◆ WHAT IS EXPECTED ◆
Filter the listing and keep only the lines with the word "Testing".

(Saved entries)
++++++

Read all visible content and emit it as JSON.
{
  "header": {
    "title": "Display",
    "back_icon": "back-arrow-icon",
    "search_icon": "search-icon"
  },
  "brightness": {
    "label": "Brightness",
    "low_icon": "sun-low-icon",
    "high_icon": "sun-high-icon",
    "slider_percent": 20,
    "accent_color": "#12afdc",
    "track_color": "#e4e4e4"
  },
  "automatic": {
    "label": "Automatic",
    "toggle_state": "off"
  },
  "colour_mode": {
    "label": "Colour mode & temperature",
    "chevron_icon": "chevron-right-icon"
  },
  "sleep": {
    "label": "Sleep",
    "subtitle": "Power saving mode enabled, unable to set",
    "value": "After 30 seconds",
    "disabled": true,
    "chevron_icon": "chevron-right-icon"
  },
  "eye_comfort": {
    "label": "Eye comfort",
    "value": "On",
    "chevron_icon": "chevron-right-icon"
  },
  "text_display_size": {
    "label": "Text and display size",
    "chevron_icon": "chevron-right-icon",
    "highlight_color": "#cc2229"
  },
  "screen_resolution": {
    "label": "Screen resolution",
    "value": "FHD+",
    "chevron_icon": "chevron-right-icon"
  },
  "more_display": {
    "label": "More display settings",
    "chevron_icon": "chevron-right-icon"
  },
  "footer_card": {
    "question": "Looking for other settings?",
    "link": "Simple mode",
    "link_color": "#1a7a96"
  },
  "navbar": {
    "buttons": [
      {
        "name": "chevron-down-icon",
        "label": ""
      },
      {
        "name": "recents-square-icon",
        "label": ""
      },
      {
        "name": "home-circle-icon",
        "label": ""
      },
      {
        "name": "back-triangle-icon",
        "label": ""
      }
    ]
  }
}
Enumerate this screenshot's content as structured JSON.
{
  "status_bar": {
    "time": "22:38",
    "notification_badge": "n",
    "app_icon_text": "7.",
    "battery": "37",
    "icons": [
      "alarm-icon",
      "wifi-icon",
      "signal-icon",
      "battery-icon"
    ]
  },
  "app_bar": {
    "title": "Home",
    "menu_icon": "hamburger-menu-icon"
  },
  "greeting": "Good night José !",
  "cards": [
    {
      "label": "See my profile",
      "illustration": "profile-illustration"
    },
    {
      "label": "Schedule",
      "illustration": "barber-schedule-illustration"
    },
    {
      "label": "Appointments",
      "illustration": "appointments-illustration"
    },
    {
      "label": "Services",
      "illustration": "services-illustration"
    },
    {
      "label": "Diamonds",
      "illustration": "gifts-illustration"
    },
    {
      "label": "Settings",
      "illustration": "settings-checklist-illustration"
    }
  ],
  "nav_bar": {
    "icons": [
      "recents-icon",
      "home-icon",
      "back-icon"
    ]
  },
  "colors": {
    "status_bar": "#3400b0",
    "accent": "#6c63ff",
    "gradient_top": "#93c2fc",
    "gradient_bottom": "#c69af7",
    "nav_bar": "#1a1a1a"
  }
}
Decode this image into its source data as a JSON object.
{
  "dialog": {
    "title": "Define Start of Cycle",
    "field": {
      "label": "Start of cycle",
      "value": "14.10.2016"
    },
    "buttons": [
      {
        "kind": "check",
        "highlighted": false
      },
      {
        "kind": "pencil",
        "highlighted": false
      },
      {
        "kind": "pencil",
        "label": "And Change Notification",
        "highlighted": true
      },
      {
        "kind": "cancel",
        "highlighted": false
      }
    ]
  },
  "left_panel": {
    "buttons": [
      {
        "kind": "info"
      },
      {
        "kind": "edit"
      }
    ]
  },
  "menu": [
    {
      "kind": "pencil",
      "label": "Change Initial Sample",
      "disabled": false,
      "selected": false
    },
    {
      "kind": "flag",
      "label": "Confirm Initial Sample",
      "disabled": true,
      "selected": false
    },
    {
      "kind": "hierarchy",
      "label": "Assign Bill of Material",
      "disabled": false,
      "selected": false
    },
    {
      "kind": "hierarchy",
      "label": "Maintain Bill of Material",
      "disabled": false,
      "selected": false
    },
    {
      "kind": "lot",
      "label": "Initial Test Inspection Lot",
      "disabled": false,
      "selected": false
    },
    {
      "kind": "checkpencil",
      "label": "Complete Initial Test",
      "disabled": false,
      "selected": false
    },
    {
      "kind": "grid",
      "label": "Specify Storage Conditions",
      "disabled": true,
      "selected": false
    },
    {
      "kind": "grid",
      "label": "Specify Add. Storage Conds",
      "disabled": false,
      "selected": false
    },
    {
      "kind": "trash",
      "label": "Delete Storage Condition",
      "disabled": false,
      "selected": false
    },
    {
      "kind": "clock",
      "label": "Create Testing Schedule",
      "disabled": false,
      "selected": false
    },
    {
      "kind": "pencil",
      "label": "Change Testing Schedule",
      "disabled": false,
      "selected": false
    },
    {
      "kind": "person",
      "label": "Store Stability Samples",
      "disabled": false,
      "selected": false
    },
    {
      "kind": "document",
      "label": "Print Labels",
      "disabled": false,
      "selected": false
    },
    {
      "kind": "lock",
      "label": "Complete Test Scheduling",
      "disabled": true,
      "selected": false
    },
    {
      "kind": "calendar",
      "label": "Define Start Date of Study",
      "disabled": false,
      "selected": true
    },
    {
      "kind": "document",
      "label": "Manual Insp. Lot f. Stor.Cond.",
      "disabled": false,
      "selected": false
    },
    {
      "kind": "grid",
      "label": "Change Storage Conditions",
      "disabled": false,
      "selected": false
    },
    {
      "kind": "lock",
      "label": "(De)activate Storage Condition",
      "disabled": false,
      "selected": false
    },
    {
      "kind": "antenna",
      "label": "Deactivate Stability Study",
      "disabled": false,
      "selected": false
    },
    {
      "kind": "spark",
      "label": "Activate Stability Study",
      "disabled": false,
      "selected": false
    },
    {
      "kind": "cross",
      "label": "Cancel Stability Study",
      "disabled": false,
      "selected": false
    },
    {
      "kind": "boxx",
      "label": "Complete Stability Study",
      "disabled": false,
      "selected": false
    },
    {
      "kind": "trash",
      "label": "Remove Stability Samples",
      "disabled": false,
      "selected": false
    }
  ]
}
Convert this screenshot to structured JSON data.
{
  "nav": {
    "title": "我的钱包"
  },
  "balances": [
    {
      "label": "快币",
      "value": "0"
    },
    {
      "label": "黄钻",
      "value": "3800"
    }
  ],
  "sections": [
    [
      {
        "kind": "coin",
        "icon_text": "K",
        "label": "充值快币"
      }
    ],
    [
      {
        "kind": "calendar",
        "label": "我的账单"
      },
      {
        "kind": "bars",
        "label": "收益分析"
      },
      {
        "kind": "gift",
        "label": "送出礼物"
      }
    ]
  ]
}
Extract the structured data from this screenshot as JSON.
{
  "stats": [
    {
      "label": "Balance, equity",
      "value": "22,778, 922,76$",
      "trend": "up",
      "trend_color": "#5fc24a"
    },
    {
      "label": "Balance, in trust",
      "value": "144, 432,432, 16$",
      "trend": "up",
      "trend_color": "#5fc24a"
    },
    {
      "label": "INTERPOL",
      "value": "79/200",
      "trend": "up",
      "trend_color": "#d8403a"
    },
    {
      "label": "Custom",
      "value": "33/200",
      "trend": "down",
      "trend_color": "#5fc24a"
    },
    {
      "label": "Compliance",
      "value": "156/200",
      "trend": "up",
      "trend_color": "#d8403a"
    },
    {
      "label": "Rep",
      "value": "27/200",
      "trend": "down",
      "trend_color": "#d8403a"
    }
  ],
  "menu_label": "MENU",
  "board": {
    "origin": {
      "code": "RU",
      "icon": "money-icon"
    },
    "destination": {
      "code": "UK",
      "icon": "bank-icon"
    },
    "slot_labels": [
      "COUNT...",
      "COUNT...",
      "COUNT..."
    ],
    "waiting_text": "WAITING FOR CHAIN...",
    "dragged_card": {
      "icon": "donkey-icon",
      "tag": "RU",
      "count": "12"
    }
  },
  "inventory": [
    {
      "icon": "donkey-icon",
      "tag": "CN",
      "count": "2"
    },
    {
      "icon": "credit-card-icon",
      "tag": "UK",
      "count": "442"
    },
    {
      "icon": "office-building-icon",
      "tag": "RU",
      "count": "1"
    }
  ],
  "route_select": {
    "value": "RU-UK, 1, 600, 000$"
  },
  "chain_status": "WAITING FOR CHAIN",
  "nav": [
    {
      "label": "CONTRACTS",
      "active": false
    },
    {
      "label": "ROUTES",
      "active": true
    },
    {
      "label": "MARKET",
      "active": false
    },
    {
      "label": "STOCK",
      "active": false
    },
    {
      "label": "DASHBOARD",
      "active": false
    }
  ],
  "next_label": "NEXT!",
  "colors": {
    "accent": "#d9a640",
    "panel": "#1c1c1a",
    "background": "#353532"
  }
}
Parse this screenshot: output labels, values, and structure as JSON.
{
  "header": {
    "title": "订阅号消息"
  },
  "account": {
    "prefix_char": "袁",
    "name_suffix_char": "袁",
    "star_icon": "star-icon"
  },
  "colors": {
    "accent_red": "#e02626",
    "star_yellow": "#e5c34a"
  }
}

++++++

◆ REPLY ◆
      "label": "Create Testing Schedule",
      "label": "Change Testing Schedule",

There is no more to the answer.